Stated problem 1
Could you transcribe the movie review word for word?
Stated problem 2
In the layout dataset entries, could you give the rows again, starting at the first row and stopping after the row that contains "137, 640, 160]", with "interactable" swapped for "clickable" and nothing else changed?

On a humorously related note, they say that Rachel Weisz opted out of doing this one because she disagreed with the script. Hmm, I guess unlike her co-stars, she read the script. Meanwhile, Maria Bello, regularly a stellar actress, is obviously in need of a paycheck between independent films. She is more concerned with practicing her British accent (probably for some amazing period piece) than she is about churning out the same kind of magic she gave us in Payback or The Cooler. Her chemistry with Fraser isn’t really vacant. It’s just not as deeply rooted as Fraser’s and Weisz’s.
Meanwhile, Jet Li and Michelle Yeoh… SHAME ON YOU!!! You both know better. That’s all I really can say. They should know by now that having Americans making movies about China is a very bad thing, especially in this day and age. It justs seems totally degrading to Li’s talents to see him getting his black belted butt handed to him by Encino Man. I know I’m restating what I said before. But that is all Jet Li’s character is there to do! He’s there to look all evil (which looked more like he was stifling his laughter), do scenes in a MOKAP suit, then get killed in a painfully wussy fashion. As for Yeoh, all she gets is to be the info dump girl and inevitably die by the villain’s hand. I’m sorry, but she is a Bond girl! She should be the heroine, not her boring automaton daughter, who, by the way, couldn’t act her way out of a chinese take-out box and had the voice of a female anime character on Prozac.

Layout dataset entries:
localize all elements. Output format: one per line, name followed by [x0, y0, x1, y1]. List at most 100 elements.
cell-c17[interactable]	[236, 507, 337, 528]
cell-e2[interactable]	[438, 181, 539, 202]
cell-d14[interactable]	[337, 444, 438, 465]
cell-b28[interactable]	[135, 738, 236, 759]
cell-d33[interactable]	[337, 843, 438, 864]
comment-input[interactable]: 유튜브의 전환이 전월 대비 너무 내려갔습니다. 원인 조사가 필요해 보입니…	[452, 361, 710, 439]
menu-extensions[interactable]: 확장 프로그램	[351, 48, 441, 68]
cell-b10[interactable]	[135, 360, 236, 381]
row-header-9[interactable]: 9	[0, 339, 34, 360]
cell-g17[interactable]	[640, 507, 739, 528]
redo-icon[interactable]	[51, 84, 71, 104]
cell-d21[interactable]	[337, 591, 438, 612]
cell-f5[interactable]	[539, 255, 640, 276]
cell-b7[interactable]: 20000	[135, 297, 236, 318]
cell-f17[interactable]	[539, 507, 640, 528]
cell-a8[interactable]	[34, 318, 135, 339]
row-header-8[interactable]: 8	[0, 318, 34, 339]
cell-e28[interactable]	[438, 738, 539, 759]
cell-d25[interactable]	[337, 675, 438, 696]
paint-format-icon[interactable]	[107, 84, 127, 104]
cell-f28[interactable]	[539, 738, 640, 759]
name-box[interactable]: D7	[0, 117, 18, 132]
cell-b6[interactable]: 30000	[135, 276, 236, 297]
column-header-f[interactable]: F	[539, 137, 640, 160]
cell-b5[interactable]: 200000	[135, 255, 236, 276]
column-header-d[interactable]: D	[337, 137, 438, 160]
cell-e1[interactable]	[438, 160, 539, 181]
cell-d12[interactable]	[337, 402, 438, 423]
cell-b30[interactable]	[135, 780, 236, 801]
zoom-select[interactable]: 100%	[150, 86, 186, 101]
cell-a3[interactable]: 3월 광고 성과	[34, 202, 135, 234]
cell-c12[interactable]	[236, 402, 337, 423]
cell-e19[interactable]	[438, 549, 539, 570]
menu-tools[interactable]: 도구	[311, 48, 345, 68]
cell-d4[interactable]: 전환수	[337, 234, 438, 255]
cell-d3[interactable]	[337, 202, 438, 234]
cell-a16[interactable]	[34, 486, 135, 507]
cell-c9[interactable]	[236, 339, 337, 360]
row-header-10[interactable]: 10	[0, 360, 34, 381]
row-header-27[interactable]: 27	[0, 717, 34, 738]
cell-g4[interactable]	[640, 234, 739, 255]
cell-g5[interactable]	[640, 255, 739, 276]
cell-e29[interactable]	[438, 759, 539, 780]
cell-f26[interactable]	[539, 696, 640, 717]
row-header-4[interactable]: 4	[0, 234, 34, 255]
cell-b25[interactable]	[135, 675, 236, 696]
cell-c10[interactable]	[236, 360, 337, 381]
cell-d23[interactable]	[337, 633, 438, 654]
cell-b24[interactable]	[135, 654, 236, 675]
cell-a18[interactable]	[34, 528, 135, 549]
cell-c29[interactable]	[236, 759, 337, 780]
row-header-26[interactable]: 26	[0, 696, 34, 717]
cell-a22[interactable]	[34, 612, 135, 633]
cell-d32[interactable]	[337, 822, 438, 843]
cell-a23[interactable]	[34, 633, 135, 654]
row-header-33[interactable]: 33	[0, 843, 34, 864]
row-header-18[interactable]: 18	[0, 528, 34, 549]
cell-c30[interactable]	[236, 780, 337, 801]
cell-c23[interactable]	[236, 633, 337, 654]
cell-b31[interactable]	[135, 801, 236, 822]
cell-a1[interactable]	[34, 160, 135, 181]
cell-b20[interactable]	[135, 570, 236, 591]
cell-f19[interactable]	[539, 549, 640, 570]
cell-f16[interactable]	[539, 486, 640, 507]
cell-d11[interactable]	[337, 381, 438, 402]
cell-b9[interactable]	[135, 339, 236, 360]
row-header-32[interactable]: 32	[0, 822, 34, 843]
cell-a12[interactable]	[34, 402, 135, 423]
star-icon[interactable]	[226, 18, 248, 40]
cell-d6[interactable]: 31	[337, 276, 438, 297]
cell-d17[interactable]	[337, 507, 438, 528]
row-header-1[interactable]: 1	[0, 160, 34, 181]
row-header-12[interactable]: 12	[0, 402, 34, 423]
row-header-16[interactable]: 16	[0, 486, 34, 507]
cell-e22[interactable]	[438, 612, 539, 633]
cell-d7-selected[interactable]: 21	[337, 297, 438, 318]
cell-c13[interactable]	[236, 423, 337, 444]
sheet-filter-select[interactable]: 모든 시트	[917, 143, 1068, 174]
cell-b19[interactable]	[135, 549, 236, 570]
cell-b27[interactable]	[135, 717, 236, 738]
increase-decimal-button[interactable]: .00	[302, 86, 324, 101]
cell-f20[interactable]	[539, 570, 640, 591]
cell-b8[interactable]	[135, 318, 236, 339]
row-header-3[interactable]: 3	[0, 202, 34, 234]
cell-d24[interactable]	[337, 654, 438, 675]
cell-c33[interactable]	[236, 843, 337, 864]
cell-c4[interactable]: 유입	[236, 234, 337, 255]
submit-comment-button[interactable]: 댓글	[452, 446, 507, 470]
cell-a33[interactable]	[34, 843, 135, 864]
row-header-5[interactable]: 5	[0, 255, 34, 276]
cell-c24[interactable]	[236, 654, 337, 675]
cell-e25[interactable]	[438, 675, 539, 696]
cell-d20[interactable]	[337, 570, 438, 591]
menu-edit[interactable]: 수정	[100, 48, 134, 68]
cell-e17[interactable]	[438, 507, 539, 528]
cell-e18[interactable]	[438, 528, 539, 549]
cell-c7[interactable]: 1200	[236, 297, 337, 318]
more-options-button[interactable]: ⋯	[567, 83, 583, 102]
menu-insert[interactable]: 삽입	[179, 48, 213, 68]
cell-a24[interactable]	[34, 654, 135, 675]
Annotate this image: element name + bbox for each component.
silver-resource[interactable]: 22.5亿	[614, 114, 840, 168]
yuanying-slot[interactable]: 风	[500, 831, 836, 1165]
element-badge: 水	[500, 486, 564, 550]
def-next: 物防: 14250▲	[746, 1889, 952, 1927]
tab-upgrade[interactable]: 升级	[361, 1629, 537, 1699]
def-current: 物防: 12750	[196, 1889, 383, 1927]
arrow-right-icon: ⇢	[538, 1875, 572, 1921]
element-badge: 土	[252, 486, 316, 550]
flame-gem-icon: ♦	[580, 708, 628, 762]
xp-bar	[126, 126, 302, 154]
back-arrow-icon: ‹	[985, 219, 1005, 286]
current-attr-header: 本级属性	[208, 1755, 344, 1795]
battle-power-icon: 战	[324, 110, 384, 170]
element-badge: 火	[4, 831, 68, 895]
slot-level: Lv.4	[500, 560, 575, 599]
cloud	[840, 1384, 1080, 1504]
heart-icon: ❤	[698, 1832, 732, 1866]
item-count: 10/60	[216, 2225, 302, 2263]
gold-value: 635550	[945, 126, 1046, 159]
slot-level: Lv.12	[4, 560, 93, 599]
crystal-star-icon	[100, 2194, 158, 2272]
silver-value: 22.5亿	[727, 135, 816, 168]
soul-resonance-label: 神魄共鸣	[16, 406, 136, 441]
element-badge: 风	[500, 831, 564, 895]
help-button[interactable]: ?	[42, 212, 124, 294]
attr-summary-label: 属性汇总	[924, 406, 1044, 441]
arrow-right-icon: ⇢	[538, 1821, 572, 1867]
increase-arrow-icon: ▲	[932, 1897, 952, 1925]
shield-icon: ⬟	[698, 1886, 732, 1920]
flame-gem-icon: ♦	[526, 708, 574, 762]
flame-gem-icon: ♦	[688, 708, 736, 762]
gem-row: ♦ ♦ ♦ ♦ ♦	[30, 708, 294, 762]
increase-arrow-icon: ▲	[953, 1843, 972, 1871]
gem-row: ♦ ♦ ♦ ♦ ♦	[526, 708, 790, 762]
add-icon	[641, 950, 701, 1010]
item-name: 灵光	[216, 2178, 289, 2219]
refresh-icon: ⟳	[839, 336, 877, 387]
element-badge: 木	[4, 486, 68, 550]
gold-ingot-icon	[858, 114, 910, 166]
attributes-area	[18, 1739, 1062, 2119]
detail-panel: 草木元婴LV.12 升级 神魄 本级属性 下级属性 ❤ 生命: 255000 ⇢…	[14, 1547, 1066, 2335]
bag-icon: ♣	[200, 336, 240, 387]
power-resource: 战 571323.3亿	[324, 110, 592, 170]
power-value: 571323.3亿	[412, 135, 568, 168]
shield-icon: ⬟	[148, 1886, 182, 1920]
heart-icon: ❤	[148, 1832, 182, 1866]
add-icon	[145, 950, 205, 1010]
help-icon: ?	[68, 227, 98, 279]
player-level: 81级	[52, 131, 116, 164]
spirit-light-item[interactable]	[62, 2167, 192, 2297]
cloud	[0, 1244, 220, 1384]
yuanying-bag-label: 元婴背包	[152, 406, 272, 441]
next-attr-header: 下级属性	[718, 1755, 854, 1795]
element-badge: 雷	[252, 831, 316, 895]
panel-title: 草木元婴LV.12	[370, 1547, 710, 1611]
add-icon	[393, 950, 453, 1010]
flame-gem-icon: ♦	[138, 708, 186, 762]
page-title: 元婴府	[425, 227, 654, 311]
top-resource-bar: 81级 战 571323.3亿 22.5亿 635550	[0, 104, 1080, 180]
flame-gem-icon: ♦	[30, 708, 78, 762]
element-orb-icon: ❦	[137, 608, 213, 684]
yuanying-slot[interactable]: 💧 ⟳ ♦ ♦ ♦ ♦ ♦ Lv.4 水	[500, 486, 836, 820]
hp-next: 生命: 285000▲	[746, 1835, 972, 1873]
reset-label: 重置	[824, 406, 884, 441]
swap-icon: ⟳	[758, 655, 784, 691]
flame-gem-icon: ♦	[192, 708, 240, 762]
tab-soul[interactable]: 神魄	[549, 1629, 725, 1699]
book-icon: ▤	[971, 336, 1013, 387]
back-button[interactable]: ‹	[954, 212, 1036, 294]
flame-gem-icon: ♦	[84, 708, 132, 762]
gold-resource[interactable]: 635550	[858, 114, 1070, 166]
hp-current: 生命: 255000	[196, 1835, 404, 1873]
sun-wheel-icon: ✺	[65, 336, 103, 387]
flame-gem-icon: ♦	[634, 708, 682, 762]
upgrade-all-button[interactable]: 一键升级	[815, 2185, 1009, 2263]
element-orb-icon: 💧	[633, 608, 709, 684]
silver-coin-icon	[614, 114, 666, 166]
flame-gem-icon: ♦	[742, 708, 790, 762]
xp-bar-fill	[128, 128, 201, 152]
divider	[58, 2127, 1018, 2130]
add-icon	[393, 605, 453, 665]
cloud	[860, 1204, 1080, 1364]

Full response 1
On a humorously related note, they say that Rachel Weisz opted out of doing this one because she disagreed with the script. Hmm, I guess unlike her co-stars, she read the script. Meanwhile, Maria Bello, regularly a stellar actress, is obviously in need of a paycheck between independent films. She is more concerned with practicing her British accent (probably for some amazing period piece) than she is about churning out the same kind of magic she gave us in Payback or The Cooler. Her chemistry with Fraser isn’t really vacant. It’s just not as deeply rooted as Fraser’s and Weisz’s.
Meanwhile, Jet Li and Michelle Yeoh… SHAME ON YOU!!! You both know better. That’s all I really can say. They should know by now that having Americans making movies about China is a very bad thing, especially in this day and age. It justs seems totally degrading to Li’s talents to see him getting his black belted butt handed to him by Encino Man. I know I’m restating what I said before. But that is all Jet Li’s character is there to do! He’s there to look all evil (which looked more like he was stifling his laughter), do scenes in a MOKAP suit, then get killed in a painfully wussy fashion. As for Yeoh, all she gets is to be the info dump girl and inevitably die by the villain’s hand. I’m sorry, but she is a Bond girl! She should be the heroine, not her boring automaton daughter, who, by the way, couldn’t act her way out of a chinese take-out box and had the voice of a female anime character on Prozac.

Full response 2
localize all elements. Output format: one per line, name followed by [x0, y0, x1, y1]. List at most 100 elements.
cell-c17[clickable]	[236, 507, 337, 528]
cell-e2[clickable]	[438, 181, 539, 202]
cell-d14[clickable]	[337, 444, 438, 465]
cell-b28[clickable]	[135, 738, 236, 759]
cell-d33[clickable]	[337, 843, 438, 864]
comment-input[clickable]: 유튜브의 전환이 전월 대비 너무 내려갔습니다. 원인 조사가 필요해 보입니…	[452, 361, 710, 439]
menu-extensions[clickable]: 확장 프로그램	[351, 48, 441, 68]
cell-b10[clickable]	[135, 360, 236, 381]
row-header-9[clickable]: 9	[0, 339, 34, 360]
cell-g17[clickable]	[640, 507, 739, 528]
redo-icon[clickable]	[51, 84, 71, 104]
cell-d21[clickable]	[337, 591, 438, 612]
cell-f5[clickable]	[539, 255, 640, 276]
cell-b7[clickable]: 20000	[135, 297, 236, 318]
cell-f17[clickable]	[539, 507, 640, 528]
cell-a8[clickable]	[34, 318, 135, 339]
row-header-8[clickable]: 8	[0, 318, 34, 339]
cell-e28[clickable]	[438, 738, 539, 759]
cell-d25[clickable]	[337, 675, 438, 696]
paint-format-icon[clickable]	[107, 84, 127, 104]
cell-f28[clickable]	[539, 738, 640, 759]
name-box[clickable]: D7	[0, 117, 18, 132]
cell-b6[clickable]: 30000	[135, 276, 236, 297]
column-header-f[clickable]: F	[539, 137, 640, 160]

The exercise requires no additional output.